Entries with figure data
###

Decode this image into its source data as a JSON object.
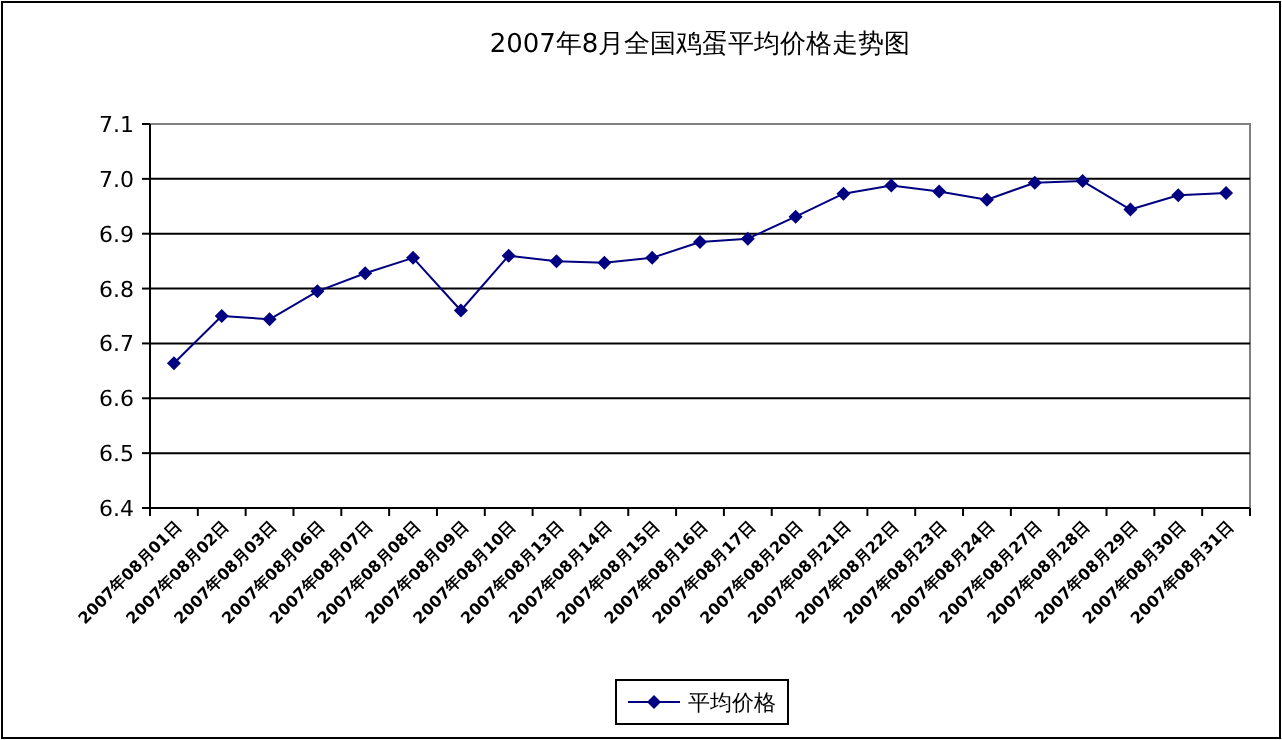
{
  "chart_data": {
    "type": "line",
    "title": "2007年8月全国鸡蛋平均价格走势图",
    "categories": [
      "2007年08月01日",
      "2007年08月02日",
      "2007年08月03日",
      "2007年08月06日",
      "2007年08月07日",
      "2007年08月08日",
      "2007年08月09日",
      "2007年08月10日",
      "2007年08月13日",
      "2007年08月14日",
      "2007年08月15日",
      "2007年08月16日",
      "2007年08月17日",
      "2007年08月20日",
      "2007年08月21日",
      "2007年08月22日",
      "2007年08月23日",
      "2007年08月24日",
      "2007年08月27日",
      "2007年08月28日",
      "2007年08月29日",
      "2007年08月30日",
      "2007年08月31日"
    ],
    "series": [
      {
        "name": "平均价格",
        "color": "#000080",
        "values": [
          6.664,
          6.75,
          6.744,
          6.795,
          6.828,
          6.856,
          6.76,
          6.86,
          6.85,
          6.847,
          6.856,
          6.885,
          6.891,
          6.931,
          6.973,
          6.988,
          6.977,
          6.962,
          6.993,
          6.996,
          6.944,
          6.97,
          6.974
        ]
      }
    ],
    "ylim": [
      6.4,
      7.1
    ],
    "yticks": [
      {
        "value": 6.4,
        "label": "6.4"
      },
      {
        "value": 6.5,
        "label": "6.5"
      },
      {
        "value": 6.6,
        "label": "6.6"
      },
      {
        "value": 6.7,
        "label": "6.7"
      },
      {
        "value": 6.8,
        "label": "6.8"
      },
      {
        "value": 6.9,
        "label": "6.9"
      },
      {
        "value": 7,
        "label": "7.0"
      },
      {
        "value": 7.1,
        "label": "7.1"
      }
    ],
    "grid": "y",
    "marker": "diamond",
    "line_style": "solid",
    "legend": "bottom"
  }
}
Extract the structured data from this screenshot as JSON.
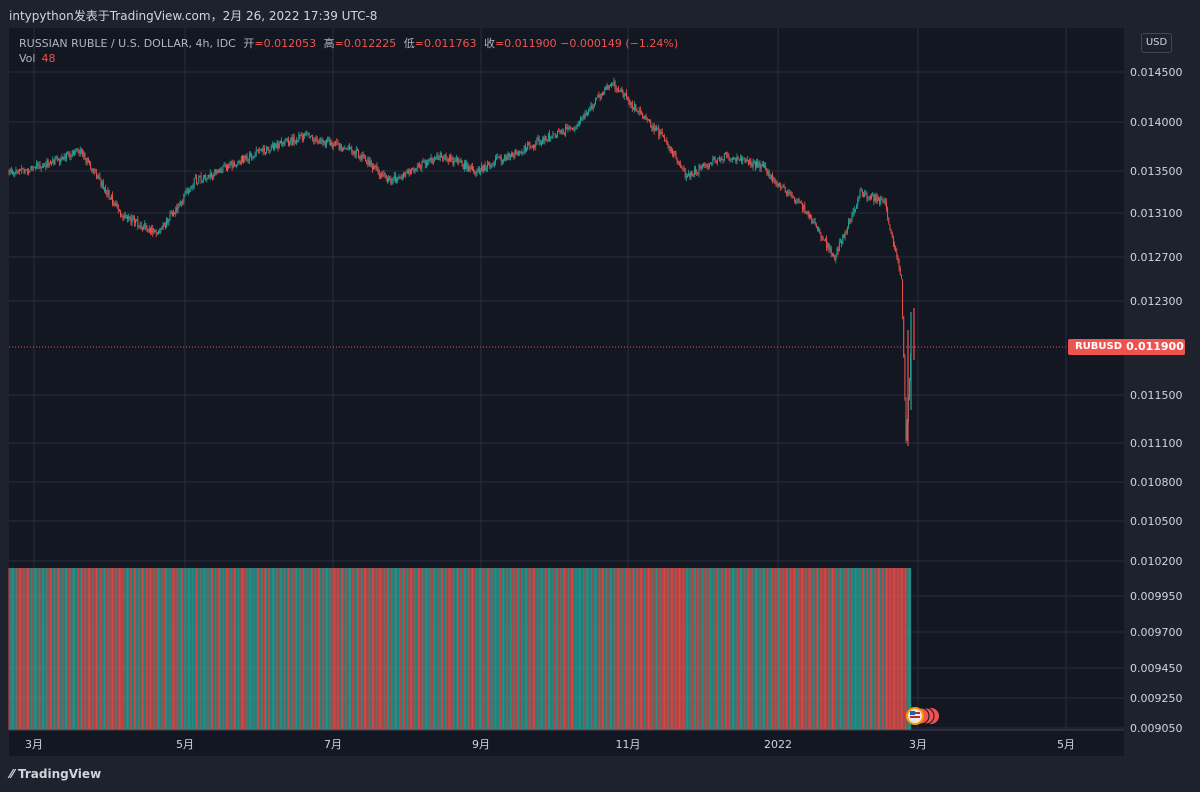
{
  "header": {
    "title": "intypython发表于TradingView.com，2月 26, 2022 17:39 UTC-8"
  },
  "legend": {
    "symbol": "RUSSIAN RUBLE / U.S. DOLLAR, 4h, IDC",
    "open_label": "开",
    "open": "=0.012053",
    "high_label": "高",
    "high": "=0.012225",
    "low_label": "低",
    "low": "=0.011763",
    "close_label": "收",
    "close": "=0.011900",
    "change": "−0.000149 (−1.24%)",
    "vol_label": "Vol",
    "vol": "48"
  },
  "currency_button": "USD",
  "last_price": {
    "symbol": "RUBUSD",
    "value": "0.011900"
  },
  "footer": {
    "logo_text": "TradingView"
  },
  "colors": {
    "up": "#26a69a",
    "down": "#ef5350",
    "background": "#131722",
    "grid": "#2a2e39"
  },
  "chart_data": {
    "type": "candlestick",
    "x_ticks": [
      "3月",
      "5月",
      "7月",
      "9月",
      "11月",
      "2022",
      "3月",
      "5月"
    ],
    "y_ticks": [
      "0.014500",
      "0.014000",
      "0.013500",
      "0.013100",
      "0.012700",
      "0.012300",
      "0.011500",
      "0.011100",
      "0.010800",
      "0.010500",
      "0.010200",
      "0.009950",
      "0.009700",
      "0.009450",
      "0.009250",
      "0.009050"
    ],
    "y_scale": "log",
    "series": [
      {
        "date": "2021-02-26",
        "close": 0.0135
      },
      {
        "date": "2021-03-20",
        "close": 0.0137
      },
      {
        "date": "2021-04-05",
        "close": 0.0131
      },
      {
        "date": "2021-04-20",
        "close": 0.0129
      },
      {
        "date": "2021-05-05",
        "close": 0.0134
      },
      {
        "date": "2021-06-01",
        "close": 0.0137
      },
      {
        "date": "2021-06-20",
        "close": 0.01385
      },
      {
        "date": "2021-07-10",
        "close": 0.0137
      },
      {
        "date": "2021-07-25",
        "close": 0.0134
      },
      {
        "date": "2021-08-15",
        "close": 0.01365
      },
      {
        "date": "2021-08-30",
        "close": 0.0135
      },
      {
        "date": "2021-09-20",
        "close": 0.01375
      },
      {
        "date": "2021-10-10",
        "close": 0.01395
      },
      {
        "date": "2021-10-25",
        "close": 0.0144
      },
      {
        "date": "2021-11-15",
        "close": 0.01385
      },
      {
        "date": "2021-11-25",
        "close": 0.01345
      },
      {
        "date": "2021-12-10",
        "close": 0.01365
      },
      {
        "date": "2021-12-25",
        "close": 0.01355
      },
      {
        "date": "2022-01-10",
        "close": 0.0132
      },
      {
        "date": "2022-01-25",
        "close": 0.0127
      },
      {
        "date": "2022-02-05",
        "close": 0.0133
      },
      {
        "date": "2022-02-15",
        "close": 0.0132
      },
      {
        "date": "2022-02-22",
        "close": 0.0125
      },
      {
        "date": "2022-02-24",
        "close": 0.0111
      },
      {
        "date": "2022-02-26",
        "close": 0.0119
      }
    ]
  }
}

###

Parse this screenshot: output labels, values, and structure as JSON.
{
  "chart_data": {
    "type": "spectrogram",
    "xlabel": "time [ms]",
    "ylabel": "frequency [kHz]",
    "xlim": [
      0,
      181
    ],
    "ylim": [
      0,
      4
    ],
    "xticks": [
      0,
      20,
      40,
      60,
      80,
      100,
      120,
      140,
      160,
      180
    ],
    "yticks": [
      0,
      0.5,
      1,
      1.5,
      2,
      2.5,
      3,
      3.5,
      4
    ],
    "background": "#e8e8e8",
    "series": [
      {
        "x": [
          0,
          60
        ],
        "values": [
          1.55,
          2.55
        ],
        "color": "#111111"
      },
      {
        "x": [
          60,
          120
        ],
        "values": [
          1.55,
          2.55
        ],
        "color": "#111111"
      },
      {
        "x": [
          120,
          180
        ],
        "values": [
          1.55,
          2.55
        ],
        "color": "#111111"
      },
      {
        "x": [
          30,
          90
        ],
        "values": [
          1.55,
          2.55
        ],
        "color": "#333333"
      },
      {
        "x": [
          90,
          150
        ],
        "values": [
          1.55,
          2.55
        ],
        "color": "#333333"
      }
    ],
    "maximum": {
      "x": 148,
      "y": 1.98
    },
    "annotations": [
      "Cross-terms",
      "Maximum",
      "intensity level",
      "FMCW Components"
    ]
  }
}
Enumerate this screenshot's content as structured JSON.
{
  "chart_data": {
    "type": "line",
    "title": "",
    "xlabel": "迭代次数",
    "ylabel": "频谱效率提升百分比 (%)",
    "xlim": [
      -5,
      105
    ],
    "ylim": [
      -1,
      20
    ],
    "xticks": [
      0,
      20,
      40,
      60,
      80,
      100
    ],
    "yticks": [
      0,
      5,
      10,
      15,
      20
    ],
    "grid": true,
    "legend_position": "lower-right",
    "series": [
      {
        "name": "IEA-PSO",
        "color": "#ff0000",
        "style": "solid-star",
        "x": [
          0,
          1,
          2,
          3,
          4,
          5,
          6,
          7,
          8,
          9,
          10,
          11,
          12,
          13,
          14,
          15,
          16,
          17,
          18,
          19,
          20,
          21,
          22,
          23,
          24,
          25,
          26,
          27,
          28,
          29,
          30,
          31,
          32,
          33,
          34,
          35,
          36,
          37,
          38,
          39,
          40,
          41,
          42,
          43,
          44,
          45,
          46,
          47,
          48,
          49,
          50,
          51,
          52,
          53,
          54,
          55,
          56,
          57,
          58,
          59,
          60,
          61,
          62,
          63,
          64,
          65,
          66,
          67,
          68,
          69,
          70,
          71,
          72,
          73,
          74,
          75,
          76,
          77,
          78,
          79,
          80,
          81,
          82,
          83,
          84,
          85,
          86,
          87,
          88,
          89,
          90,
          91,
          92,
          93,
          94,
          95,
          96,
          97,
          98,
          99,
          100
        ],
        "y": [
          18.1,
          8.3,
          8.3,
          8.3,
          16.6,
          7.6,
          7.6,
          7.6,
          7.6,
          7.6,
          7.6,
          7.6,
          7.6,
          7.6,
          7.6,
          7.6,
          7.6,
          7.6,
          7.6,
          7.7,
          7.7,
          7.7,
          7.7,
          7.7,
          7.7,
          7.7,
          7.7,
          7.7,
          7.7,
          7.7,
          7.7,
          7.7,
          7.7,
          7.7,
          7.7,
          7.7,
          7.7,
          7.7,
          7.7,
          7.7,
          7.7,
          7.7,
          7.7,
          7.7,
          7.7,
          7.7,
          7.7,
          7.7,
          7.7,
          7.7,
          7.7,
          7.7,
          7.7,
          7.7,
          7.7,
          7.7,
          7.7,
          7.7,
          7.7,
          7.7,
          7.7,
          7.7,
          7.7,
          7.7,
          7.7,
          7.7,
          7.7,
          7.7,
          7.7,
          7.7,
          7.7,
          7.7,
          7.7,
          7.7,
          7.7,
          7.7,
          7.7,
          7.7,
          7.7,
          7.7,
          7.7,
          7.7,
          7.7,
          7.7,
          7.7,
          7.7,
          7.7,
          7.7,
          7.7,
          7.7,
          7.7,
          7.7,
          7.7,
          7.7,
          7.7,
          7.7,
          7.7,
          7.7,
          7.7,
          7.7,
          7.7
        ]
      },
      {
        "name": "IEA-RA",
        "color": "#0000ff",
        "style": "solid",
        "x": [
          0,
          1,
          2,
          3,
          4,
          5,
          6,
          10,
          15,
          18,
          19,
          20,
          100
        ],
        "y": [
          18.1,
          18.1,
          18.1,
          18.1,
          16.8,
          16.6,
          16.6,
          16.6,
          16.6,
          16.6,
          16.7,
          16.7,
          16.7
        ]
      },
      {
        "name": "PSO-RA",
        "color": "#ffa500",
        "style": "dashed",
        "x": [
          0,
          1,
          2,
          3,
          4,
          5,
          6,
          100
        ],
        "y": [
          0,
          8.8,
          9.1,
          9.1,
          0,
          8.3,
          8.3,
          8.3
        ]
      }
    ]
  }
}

###

*Written instruction:* Look through the data above. Each line containing the word "structured" needs to be copied.

*Solved exercise:*
Extract the structured data from this screenshot as JSON.
Enumerate this screenshot's content as structured JSON.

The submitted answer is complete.